● **What the exercise asks**: List all the lines in these records that hold "Shakespeare".

● **Data shown**:
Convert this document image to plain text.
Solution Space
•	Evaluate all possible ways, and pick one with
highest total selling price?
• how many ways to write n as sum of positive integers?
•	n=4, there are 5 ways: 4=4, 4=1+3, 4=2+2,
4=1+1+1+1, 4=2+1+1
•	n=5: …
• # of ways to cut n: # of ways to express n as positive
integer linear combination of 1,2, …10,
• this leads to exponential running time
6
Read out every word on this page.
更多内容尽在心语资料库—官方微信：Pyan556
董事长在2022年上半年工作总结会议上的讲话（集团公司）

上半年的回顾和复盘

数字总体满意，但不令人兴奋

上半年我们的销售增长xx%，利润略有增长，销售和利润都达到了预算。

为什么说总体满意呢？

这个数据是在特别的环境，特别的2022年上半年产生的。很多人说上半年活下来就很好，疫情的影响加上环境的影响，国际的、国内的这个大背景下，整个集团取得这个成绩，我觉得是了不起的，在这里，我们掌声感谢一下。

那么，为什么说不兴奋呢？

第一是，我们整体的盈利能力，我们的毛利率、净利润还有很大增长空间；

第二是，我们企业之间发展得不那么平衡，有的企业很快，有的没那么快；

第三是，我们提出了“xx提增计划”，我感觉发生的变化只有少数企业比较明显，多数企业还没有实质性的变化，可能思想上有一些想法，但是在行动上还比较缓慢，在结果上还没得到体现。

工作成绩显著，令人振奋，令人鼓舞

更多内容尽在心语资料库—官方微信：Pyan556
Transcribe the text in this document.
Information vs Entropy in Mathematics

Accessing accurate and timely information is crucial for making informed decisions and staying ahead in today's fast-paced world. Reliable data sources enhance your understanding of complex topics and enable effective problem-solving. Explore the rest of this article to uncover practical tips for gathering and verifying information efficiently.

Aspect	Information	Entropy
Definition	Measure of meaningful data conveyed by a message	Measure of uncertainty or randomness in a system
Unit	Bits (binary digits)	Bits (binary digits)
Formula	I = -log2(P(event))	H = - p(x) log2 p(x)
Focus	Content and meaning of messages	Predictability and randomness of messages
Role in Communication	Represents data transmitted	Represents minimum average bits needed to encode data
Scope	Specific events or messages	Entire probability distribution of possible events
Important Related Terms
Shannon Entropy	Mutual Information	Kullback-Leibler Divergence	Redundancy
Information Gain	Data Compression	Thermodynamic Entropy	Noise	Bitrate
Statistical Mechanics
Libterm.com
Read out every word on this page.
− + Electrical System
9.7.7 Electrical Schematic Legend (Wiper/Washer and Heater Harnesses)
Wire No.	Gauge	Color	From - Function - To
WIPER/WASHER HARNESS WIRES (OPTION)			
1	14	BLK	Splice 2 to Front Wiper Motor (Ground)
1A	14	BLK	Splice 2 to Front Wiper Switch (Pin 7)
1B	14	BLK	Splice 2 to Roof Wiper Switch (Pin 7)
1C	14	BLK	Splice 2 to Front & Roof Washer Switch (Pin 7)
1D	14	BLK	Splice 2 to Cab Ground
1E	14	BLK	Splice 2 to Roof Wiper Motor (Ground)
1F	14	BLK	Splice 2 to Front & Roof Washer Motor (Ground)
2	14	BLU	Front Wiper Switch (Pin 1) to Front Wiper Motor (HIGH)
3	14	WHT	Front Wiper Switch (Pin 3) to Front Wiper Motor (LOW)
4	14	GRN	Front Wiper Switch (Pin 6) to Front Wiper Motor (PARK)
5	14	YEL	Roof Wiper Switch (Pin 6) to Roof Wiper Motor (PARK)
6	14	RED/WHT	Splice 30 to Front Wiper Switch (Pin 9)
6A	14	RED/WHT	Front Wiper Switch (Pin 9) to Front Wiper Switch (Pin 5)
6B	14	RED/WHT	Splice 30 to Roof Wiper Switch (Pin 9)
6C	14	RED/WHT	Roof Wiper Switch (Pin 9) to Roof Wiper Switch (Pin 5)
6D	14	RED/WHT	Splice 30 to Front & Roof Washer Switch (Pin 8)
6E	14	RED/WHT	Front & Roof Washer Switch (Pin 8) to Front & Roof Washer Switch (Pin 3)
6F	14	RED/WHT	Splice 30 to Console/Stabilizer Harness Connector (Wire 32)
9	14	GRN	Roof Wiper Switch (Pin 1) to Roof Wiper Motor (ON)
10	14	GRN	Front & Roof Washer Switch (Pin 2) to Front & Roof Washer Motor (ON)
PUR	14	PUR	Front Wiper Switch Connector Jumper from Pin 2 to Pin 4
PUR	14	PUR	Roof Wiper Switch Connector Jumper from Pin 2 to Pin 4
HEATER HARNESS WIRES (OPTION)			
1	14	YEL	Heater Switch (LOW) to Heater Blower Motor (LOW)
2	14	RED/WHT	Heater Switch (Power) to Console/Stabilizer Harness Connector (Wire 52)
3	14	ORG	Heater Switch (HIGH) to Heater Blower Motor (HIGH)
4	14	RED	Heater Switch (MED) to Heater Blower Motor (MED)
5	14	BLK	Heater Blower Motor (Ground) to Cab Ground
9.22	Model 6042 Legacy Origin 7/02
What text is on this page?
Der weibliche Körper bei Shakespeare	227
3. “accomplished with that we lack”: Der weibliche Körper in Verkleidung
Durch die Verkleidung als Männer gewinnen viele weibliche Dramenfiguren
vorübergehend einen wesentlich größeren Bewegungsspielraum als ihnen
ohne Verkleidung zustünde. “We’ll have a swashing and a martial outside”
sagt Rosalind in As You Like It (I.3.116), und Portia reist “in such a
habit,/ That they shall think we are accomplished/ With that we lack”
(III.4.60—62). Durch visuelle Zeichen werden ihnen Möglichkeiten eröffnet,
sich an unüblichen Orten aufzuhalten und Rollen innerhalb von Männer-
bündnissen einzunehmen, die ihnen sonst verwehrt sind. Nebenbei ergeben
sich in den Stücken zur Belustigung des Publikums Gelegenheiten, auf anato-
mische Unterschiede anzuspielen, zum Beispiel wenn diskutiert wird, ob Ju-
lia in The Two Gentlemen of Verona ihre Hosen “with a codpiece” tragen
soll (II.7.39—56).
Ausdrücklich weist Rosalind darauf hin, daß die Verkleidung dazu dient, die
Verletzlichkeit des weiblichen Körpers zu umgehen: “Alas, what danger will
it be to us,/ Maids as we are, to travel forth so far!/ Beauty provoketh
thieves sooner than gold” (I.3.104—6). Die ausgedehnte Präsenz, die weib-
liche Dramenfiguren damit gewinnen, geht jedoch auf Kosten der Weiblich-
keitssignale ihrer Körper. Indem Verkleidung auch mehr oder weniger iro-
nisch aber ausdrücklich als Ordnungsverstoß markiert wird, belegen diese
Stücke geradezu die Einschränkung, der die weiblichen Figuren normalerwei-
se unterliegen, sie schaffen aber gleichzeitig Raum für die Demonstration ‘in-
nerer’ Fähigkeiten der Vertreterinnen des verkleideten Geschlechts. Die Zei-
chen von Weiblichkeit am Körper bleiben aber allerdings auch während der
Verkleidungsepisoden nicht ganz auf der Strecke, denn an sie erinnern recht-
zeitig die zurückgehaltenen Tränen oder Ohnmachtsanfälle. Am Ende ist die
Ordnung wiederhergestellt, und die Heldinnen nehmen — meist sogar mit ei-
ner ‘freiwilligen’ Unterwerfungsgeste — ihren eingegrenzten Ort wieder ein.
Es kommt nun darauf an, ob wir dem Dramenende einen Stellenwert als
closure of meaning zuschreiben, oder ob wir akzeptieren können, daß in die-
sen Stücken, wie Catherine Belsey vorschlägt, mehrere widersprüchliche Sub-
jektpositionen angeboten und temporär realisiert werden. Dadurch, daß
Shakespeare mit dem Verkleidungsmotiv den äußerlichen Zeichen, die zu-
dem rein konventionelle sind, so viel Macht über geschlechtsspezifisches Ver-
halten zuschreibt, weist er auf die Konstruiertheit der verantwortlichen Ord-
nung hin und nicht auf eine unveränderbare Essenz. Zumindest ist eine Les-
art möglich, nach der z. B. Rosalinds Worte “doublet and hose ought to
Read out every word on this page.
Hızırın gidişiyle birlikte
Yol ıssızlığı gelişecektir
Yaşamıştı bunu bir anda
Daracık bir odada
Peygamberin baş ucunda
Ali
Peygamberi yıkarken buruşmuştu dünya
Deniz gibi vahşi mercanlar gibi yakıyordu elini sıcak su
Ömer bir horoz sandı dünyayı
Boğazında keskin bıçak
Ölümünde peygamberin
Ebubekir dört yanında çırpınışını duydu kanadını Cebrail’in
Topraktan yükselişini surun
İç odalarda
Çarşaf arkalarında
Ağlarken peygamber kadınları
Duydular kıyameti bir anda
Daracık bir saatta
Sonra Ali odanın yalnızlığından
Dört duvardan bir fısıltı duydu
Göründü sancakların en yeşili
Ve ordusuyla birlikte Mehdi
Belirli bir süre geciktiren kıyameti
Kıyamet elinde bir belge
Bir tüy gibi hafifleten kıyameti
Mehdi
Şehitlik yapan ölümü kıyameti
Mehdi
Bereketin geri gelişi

● **The completed task**:
Der weibliche Körper bei Shakespeare	227
Shakespeare mit dem Verkleidungsmotiv den äußerlichen Zeichen, die zu-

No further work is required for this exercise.